[Begin Information supplied]

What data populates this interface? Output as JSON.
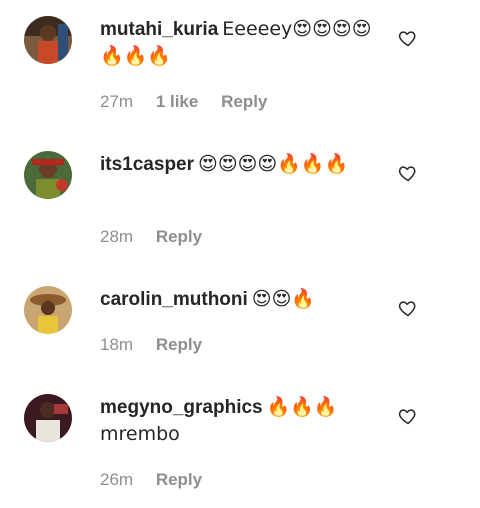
{
  "comments": [
    {
      "username": "mutahi_kuria",
      "text": "Eeeeey😍😍😍😍🔥🔥🔥",
      "time": "27m",
      "likes": "1 like",
      "reply_label": "Reply",
      "like_icon": "heart-outline-icon"
    },
    {
      "username": "its1casper",
      "text": "😍😍😍😍🔥🔥🔥",
      "time": "28m",
      "reply_label": "Reply",
      "like_icon": "heart-outline-icon"
    },
    {
      "username": "carolin_muthoni",
      "text": "😍😍🔥",
      "time": "18m",
      "reply_label": "Reply",
      "like_icon": "heart-outline-icon"
    },
    {
      "username": "megyno_graphics",
      "text": "🔥🔥🔥 mrembo",
      "time": "26m",
      "reply_label": "Reply",
      "like_icon": "heart-outline-icon"
    }
  ],
  "colors": {
    "text": "#262626",
    "meta": "#8e8e8e",
    "icon_stroke": "#262626"
  }
}
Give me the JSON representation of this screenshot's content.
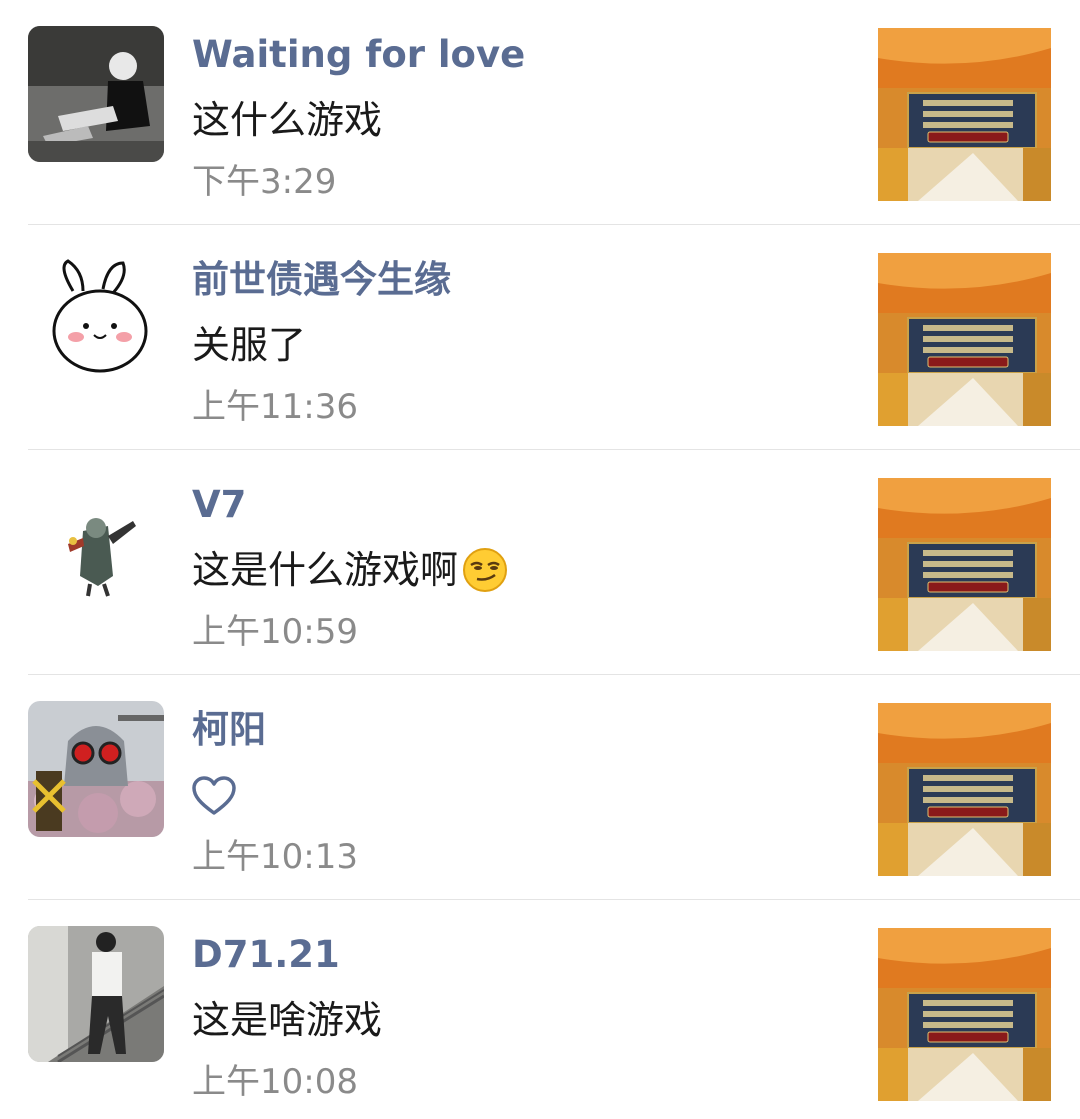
{
  "comments": [
    {
      "name": "Waiting for love",
      "text": "这什么游戏",
      "time": "下午3:29",
      "avatar_icon": "avatar-person-sitting-icon"
    },
    {
      "name": "前世债遇今生缘",
      "text": "关服了",
      "time": "上午11:36",
      "avatar_icon": "avatar-bunny-icon"
    },
    {
      "name": "V7",
      "text": "这是什么游戏啊",
      "emoji": "smirk-emoji",
      "time": "上午10:59",
      "avatar_icon": "avatar-warrior-icon"
    },
    {
      "name": "柯阳",
      "text": "",
      "like_icon": "heart-icon",
      "time": "上午10:13",
      "avatar_icon": "avatar-statue-icon"
    },
    {
      "name": "D71.21",
      "text": "这是啥游戏",
      "time": "上午10:08",
      "avatar_icon": "avatar-person-standing-icon"
    }
  ],
  "colors": {
    "name": "#5a6c92",
    "text": "#1a1a1a",
    "time": "#8a8a8a",
    "divider": "#e4e4e4"
  }
}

[End Information supplied]

Short problem: Find and copy every line in the entries above where the string "avatar" occurs.

Written answer:
      "avatar_icon": "avatar-person-sitting-icon"
      "avatar_icon": "avatar-bunny-icon"
      "avatar_icon": "avatar-warrior-icon"
      "avatar_icon": "avatar-statue-icon"
      "avatar_icon": "avatar-person-standing-icon"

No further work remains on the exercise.